Collection entries

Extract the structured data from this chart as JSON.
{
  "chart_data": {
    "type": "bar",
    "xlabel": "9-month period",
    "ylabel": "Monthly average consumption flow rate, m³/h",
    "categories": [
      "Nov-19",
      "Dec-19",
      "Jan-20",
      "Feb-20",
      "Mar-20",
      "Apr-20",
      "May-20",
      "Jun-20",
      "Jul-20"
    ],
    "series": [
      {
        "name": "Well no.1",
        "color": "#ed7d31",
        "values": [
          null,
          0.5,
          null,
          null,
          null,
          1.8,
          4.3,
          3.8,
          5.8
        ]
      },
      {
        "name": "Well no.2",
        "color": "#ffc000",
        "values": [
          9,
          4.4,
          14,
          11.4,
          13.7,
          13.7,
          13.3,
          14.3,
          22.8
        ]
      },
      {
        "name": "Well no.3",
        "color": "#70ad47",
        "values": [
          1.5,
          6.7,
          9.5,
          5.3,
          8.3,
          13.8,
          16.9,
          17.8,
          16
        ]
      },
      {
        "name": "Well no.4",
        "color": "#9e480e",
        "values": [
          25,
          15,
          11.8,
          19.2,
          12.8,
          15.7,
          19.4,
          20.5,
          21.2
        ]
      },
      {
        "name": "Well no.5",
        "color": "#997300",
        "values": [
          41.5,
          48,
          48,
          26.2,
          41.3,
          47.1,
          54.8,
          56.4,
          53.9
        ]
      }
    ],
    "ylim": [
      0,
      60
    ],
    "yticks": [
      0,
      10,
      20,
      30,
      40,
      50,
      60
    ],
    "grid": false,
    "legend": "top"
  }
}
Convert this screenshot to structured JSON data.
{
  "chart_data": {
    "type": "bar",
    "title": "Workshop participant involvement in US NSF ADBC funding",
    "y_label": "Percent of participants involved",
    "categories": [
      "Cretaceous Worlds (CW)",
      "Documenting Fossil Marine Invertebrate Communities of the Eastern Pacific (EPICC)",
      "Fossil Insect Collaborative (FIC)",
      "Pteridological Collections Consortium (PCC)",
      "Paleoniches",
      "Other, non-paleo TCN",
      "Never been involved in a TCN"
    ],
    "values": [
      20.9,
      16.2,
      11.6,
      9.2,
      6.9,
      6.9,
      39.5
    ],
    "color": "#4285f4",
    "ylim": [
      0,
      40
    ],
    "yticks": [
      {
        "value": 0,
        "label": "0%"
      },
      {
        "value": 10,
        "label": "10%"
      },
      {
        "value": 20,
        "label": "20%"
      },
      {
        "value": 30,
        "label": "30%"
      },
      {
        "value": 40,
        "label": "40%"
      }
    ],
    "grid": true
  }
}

Directive ▸ Locate all lines in the listing above with the word "name". Copy them.

Task result ▸
        "name": "Well no.1",
        "name": "Well no.2",
        "name": "Well no.3",
        "name": "Well no.4",
        "name": "Well no.5",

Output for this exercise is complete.